What the task requires: Search the records for the word "Sonlandırılmış" and report each line that has it.

#### Supplied information

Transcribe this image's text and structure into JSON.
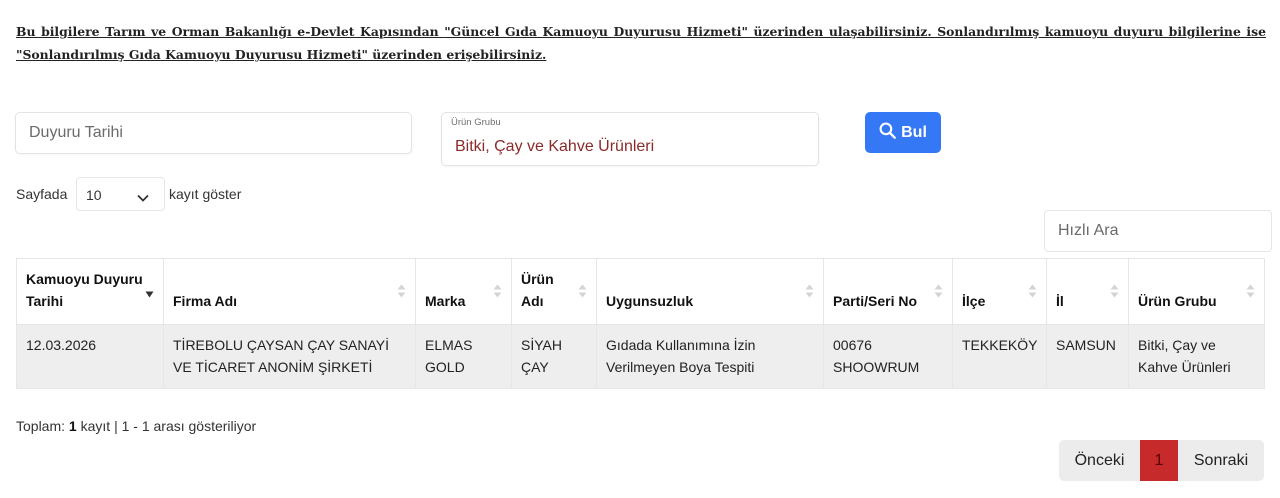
{
  "notice": {
    "part1": "Bu bilgilere Tarım ve Orman Bakanlığı e-Devlet Kapısından ",
    "link1": "\"Güncel Gıda Kamuoyu Duyurusu Hizmeti\"",
    "part2": " üzerinden ulaşabilirsiniz. Sonlandırılmış kamuoyu duyuru bilgilerine ise ",
    "link2": "\"Sonlandırılmış Gıda Kamuoyu Duyurusu Hizmeti\"",
    "part3": " üzerinden erişebilirsiniz."
  },
  "filters": {
    "date_placeholder": "Duyuru Tarihi",
    "group_label": "Ürün Grubu",
    "group_value": "Bitki, Çay ve Kahve Ürünleri",
    "search_label": "Bul"
  },
  "page_length": {
    "before": "Sayfada",
    "value": "10",
    "after": "kayıt göster"
  },
  "quick_search": {
    "placeholder": "Hızlı Ara"
  },
  "table": {
    "headers": [
      "Kamuoyu Duyuru Tarihi",
      "Firma Adı",
      "Marka",
      "Ürün Adı",
      "Uygunsuzluk",
      "Parti/Seri No",
      "İlçe",
      "İl",
      "Ürün Grubu"
    ],
    "rows": [
      [
        "12.03.2026",
        "TİREBOLU ÇAYSAN ÇAY SANAYİ VE TİCARET ANONİM ŞİRKETİ",
        "ELMAS GOLD",
        "SİYAH ÇAY",
        "Gıdada Kullanımına İzin Verilmeyen Boya Tespiti",
        "00676 SHOOWRUM",
        "TEKKEKÖY",
        "SAMSUN",
        "Bitki, Çay ve Kahve Ürünleri"
      ]
    ]
  },
  "summary": {
    "label": "Toplam:",
    "count": "1",
    "rest": "kayıt | 1 - 1 arası gösteriliyor"
  },
  "pagination": {
    "prev": "Önceki",
    "current": "1",
    "next": "Sonraki"
  },
  "colors": {
    "primary_button": "#3478f6",
    "active_page": "#c62a2a",
    "row_background": "#eeeeee",
    "selected_value_text": "#8b2a2a"
  }
}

########

Completed exercise:
    "part2": " üzerinden ulaşabilirsiniz. Sonlandırılmış kamuoyu duyuru bilgilerine ise ",
    "link2": "\"Sonlandırılmış Gıda Kamuoyu Duyurusu Hizmeti\"",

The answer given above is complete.